- STATED GOAL
Copy each line exactly.

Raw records
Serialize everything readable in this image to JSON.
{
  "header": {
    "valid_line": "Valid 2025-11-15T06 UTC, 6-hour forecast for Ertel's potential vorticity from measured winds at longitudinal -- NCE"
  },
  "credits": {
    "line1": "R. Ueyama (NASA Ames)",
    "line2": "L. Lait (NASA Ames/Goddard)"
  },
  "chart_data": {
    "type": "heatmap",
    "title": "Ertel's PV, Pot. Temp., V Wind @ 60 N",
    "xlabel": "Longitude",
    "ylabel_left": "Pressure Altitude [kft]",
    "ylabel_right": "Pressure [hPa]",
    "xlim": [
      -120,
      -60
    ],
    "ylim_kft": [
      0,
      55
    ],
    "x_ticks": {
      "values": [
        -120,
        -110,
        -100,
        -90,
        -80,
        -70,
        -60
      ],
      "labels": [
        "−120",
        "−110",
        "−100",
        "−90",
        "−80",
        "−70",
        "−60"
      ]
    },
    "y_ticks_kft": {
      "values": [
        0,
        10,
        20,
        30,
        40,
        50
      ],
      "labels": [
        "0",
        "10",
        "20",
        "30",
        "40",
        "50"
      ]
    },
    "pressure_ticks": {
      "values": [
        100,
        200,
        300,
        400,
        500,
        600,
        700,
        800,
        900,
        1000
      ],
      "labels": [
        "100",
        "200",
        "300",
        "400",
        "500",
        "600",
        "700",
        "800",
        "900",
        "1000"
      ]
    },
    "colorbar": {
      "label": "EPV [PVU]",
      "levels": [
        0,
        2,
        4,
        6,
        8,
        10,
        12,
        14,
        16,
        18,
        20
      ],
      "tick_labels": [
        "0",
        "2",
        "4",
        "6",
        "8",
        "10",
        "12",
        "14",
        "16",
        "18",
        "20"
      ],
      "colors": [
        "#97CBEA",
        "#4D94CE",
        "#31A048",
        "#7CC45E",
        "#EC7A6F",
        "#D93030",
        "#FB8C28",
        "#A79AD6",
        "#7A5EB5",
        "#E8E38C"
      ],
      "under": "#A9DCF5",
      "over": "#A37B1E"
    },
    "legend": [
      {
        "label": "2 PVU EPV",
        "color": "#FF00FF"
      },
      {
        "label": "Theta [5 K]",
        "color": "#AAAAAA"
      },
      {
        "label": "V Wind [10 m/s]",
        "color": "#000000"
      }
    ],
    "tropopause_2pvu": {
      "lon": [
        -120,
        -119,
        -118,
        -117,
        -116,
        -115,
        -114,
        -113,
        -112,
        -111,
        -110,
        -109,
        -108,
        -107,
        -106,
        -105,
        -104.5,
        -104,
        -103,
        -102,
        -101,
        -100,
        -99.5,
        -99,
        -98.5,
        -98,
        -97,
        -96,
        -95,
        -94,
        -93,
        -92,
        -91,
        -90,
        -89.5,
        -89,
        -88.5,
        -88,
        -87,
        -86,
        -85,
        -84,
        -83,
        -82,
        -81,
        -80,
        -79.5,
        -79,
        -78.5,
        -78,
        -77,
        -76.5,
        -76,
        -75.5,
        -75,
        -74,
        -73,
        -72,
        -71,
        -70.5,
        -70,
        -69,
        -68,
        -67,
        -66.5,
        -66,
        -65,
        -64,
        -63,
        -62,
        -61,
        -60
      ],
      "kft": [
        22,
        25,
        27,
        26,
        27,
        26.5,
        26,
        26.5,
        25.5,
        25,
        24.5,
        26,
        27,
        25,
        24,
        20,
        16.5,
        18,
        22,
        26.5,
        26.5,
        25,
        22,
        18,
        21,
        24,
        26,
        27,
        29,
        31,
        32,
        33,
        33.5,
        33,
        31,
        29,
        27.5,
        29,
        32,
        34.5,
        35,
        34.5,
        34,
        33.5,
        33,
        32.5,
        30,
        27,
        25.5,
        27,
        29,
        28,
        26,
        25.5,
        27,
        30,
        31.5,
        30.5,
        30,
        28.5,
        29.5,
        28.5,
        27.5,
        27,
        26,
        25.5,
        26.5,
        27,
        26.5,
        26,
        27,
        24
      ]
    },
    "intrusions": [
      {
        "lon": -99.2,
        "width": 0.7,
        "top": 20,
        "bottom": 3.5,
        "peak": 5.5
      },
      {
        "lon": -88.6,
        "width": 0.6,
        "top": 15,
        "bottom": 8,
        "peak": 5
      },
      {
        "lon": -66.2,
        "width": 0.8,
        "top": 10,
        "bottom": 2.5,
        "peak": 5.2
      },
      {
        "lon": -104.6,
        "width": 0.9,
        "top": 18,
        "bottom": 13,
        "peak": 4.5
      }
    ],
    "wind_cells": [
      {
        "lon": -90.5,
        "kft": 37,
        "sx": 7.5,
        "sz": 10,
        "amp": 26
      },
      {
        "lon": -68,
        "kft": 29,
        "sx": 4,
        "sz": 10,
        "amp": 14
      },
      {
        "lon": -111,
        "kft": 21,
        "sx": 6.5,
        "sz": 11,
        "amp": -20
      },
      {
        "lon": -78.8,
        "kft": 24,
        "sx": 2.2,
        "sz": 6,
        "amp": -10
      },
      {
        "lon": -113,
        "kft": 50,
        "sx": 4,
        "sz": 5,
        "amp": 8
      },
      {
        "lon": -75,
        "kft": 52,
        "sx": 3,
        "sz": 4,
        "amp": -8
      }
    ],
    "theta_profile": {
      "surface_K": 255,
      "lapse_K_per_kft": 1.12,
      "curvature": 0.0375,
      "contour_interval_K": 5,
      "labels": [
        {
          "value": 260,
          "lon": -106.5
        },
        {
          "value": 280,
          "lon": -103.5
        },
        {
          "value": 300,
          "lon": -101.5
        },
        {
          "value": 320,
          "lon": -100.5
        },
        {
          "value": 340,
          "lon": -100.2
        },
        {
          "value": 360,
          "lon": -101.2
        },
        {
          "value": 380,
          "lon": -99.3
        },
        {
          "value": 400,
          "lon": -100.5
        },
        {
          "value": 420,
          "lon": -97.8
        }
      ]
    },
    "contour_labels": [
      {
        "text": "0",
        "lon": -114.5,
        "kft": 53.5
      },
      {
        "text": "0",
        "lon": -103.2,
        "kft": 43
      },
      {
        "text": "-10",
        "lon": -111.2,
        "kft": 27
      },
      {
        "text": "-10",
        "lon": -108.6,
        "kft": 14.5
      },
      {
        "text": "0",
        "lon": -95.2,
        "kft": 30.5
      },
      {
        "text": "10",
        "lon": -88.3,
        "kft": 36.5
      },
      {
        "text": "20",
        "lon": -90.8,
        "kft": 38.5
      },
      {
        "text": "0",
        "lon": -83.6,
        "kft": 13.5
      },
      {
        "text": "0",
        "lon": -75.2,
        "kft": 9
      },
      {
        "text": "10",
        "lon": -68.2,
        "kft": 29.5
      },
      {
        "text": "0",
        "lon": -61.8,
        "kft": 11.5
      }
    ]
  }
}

- CORRECT RESULT
Serialize everything readable in this image to JSON.
{
  "header": {
    "valid_line": "Valid 2025-11-15T06 UTC, 6-hour forecast for Ertel's potential vorticity from measured winds at longitudinal -- NCE"
  },
  "credits": {
    "line1": "R. Ueyama (NASA Ames)",
    "line2": "L. Lait (NASA Ames/Goddard)"
  },
  "chart_data": {
    "type": "heatmap",
    "title": "Ertel's PV, Pot. Temp., V Wind @ 60 N",
    "xlabel": "Longitude",
    "ylabel_left": "Pressure Altitude [kft]",
    "ylabel_right": "Pressure [hPa]",
    "xlim": [
      -120,
      -60
    ],
    "ylim_kft": [
      0,
      55
    ],
    "x_ticks": {
      "values": [
        -120,
        -110,
        -100,
        -90,
        -80,
        -70,
        -60
      ],
      "labels": [
        "−120",
        "−110",
        "−100",
        "−90",
        "−80",
        "−70",
        "−60"
      ]
    },
    "y_ticks_kft": {
      "values": [
        0,
        10,
        20,
        30,
        40,
        50
      ],
      "labels": [
        "0",
        "10",
        "20",
        "30",
        "40",
        "50"
      ]
    },
    "pressure_ticks": {
      "values": [
        100,
        200,
        300,
        400,
        500,
        600,
        700,
        800,
        900,
        1000
      ],
      "labels": [
        "100",
        "200",
        "300",
        "400",
        "500",
        "600",
        "700",
        "800",
        "900",
        "1000"
      ]
    },
    "colorbar": {
      "label": "EPV [PVU]",
      "levels": [
        0,
        2,
        4,
        6,
        8,
        10,
        12,
        14,
        16,
        18,
        20
      ],
      "tick_labels": [
        "0",
        "2",
        "4",
        "6",
        "8",
        "10",
        "12",
        "14",
        "16",
        "18",
        "20"
      ],
      "colors": [
        "#97CBEA",
        "#4D94CE",
        "#31A048",
        "#7CC45E",
        "#EC7A6F",
        "#D93030",
        "#FB8C28",
        "#A79AD6",
        "#7A5EB5",
        "#E8E38C"
      ],
      "under": "#A9DCF5",
      "over": "#A37B1E"
    },
    "legend": [
      {
        "label": "2 PVU EPV",
        "color": "#FF00FF"
      },
      {
        "label": "Theta [5 K]",
        "color": "#AAAAAA"
      },
      {
        "label": "V Wind [10 m/s]",
        "color": "#000000"
      }
    ],
    "tropopause_2pvu": {
      "lon": [
        -120,
        -119,
        -118,
        -117,
        -116,
        -115,
        -114,
        -113,
        -112,
        -111,
        -110,
        -109,
        -108,
        -107,
        -106,
        -105,
        -104.5,
        -104,
        -103,
        -102,
        -101,
        -100,
        -99.5,
        -99,
        -98.5,
        -98,
        -97,
        -96,
        -95,
        -94,
        -93,
        -92,
        -91,
        -90,
        -89.5,
        -89,
        -88.5,
        -88,
        -87,
        -86,
        -85,
        -84,
        -83,
        -82,
        -81,
        -80,
        -79.5,
        -79,
        -78.5,
        -78,
        -77,
        -76.5,
        -76,
        -75.5,
        -75,
        -74,
        -73,
        -72,
        -71,
        -70.5,
        -70,
        -69,
        -68,
        -67,
        -66.5,
        -66,
        -65,
        -64,
        -63,
        -62,
        -61,
        -60
      ],
      "kft": [
        22,
        25,
        27,
        26,
        27,
        26.5,
        26,
        26.5,
        25.5,
        25,
        24.5,
        26,
        27,
        25,
        24,
        20,
        16.5,
        18,
        22,
        26.5,
        26.5,
        25,
        22,
        18,
        21,
        24,
        26,
        27,
        29,
        31,
        32,
        33,
        33.5,
        33,
        31,
        29,
        27.5,
        29,
        32,
        34.5,
        35,
        34.5,
        34,
        33.5,
        33,
        32.5,
        30,
        27,
        25.5,
        27,
        29,
        28,
        26,
        25.5,
        27,
        30,
        31.5,
        30.5,
        30,
        28.5,
        29.5,
        28.5,
        27.5,
        27,
        26,
        25.5,
        26.5,
        27,
        26.5,
        26,
        27,
        24
      ]
    },
    "intrusions": [
      {
        "lon": -99.2,
        "width": 0.7,
        "top": 20,
        "bottom": 3.5,
        "peak": 5.5
      },
      {
        "lon": -88.6,
        "width": 0.6,
        "top": 15,
        "bottom": 8,
        "peak": 5
      },
      {
        "lon": -66.2,
        "width": 0.8,
        "top": 10,
        "bottom": 2.5,
        "peak": 5.2
      },
      {
        "lon": -104.6,
        "width": 0.9,
        "top": 18,
        "bottom": 13,
        "peak": 4.5
      }
    ],
    "wind_cells": [
      {
        "lon": -90.5,
        "kft": 37,
        "sx": 7.5,
        "sz": 10,
        "amp": 26
      },
      {
        "lon": -68,
        "kft": 29,
        "sx": 4,
        "sz": 10,
        "amp": 14
      },
      {
        "lon": -111,
        "kft": 21,
        "sx": 6.5,
        "sz": 11,
        "amp": -20
      },
      {
        "lon": -78.8,
        "kft": 24,
        "sx": 2.2,
        "sz": 6,
        "amp": -10
      },
      {
        "lon": -113,
        "kft": 50,
        "sx": 4,
        "sz": 5,
        "amp": 8
      },
      {
        "lon": -75,
        "kft": 52,
        "sx": 3,
        "sz": 4,
        "amp": -8
      }
    ],
    "theta_profile": {
      "surface_K": 255,
      "lapse_K_per_kft": 1.12,
      "curvature": 0.0375,
      "contour_interval_K": 5,
      "labels": [
        {
          "value": 260,
          "lon": -106.5
        },
        {
          "value": 280,
          "lon": -103.5
        },
        {
          "value": 300,
          "lon": -101.5
        },
        {
          "value": 320,
          "lon": -100.5
        },
        {
          "value": 340,
          "lon": -100.2
        },
        {
          "value": 360,
          "lon": -101.2
        },
        {
          "value": 380,
          "lon": -99.3
        },
        {
          "value": 400,
          "lon": -100.5
        },
        {
          "value": 420,
          "lon": -97.8
        }
      ]
    },
    "contour_labels": [
      {
        "text": "0",
        "lon": -114.5,
        "kft": 53.5
      },
      {
        "text": "0",
        "lon": -103.2,
        "kft": 43
      },
      {
        "text": "-10",
        "lon": -111.2,
        "kft": 27
      },
      {
        "text": "-10",
        "lon": -108.6,
        "kft": 14.5
      },
      {
        "text": "0",
        "lon": -95.2,
        "kft": 30.5
      },
      {
        "text": "10",
        "lon": -88.3,
        "kft": 36.5
      },
      {
        "text": "20",
        "lon": -90.8,
        "kft": 38.5
      },
      {
        "text": "0",
        "lon": -83.6,
        "kft": 13.5
      },
      {
        "text": "0",
        "lon": -75.2,
        "kft": 9
      },
      {
        "text": "10",
        "lon": -68.2,
        "kft": 29.5
      },
      {
        "text": "0",
        "lon": -61.8,
        "kft": 11.5
      }
    ]
  }
}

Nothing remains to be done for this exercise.